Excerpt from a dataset
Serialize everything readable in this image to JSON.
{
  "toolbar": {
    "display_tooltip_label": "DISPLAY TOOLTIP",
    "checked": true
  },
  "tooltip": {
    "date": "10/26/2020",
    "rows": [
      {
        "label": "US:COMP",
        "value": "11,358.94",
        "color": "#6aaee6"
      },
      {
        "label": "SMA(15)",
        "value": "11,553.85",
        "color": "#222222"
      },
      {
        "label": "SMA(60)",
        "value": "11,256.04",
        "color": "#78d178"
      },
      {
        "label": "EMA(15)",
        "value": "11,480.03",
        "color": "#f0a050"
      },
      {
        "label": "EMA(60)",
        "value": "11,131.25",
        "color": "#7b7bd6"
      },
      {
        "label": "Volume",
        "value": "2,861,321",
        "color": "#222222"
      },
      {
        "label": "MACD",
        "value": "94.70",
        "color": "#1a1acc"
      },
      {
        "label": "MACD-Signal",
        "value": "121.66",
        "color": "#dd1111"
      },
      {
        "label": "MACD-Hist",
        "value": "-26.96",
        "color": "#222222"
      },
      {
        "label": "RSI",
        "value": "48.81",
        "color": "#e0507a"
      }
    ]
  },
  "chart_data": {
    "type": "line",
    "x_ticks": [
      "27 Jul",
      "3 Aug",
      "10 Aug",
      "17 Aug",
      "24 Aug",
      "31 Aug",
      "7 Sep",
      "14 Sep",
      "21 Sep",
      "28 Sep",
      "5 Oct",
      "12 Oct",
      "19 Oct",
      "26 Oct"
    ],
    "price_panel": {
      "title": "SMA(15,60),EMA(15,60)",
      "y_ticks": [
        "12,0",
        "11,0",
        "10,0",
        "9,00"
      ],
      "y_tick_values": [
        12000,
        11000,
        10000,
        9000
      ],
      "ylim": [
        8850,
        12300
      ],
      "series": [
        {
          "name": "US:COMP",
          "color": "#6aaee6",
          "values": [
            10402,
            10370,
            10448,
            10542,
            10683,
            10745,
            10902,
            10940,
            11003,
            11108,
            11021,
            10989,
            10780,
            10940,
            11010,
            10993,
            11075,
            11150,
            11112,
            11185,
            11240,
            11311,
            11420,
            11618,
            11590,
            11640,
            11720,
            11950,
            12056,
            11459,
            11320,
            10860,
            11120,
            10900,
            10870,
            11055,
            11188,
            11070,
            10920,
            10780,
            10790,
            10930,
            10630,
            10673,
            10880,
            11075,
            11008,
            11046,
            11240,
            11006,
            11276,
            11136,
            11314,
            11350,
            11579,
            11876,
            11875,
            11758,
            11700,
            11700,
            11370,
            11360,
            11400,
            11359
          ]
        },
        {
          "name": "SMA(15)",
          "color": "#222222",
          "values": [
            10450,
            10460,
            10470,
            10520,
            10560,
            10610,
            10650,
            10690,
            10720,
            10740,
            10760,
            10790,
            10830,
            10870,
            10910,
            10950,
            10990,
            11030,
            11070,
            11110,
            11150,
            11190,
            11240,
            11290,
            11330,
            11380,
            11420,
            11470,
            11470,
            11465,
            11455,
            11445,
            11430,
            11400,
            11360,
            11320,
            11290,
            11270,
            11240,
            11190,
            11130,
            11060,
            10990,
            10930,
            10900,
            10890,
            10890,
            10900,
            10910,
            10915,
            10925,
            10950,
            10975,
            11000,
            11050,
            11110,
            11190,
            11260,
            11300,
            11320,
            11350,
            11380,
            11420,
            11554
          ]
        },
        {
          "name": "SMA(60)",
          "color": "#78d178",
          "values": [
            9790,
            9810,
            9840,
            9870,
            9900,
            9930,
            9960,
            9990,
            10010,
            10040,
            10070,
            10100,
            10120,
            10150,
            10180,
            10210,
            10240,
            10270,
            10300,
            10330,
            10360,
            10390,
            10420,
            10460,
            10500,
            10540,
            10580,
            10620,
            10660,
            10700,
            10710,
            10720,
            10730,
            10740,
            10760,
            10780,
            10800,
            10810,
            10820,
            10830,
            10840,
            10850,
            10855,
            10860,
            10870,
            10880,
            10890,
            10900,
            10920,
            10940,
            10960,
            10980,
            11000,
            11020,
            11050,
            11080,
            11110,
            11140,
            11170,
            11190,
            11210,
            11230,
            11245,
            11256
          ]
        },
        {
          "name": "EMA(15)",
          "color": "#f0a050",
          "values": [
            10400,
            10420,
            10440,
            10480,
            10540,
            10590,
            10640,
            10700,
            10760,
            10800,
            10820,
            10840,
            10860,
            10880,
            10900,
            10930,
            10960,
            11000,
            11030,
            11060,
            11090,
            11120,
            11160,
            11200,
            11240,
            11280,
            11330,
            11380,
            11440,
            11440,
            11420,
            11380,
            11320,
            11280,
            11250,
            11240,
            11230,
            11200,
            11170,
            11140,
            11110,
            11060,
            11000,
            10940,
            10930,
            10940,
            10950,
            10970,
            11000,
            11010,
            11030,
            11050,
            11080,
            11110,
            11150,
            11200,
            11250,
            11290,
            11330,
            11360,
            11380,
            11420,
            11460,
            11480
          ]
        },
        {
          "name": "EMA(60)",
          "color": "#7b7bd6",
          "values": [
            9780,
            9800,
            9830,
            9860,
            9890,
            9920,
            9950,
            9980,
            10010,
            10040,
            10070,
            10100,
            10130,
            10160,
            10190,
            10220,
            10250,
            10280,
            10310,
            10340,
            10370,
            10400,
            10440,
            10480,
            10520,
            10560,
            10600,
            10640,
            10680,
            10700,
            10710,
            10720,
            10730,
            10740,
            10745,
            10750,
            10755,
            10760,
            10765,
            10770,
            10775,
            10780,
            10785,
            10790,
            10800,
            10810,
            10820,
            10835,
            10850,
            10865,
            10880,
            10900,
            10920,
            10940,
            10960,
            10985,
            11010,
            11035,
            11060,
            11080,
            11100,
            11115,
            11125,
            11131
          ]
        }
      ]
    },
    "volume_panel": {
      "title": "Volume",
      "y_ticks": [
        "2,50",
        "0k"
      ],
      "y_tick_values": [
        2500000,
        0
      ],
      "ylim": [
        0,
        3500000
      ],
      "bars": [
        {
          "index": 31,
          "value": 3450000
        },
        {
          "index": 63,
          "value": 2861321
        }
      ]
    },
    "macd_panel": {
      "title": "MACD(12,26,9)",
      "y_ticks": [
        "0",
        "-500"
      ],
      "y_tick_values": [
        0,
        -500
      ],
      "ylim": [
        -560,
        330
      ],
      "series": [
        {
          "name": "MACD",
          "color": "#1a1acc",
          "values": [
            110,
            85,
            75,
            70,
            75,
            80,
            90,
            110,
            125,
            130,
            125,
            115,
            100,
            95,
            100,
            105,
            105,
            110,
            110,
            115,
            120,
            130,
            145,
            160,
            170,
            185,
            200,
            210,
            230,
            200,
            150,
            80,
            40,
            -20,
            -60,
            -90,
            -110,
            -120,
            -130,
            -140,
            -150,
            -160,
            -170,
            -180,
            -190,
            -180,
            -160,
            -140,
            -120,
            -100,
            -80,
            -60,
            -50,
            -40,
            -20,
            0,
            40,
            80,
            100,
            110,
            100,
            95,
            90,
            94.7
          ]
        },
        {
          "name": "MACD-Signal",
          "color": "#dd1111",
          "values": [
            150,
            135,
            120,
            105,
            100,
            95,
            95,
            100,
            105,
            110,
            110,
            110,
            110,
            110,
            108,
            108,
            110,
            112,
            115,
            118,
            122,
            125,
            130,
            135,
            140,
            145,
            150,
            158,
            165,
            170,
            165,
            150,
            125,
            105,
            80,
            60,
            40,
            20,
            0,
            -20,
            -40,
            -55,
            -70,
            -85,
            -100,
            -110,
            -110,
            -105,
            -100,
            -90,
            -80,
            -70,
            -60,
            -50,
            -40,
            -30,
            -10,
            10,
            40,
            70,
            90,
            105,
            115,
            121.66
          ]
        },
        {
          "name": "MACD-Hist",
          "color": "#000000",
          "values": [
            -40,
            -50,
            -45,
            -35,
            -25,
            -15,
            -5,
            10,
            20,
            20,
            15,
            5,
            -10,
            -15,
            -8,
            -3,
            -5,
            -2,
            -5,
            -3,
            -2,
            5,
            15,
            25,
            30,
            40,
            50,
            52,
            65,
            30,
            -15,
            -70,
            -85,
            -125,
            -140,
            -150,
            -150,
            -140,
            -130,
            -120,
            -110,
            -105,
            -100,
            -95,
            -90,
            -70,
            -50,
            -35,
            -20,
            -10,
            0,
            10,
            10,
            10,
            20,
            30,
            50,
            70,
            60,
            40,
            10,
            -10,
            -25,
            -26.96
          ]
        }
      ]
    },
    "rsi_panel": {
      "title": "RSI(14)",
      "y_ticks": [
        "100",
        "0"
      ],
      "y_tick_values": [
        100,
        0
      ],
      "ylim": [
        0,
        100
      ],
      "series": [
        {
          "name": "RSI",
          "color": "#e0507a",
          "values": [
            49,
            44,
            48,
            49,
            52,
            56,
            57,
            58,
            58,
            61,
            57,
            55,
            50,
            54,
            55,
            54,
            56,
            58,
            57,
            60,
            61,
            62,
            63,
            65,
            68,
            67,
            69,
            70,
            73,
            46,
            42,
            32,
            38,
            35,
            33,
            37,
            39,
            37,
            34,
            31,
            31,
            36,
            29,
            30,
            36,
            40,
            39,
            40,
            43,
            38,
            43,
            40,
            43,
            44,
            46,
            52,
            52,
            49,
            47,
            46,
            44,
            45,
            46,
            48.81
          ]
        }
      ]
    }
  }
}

> **The exercise**
Count the lines of the material that include the word "name", then state only the total.

> **Final result**
9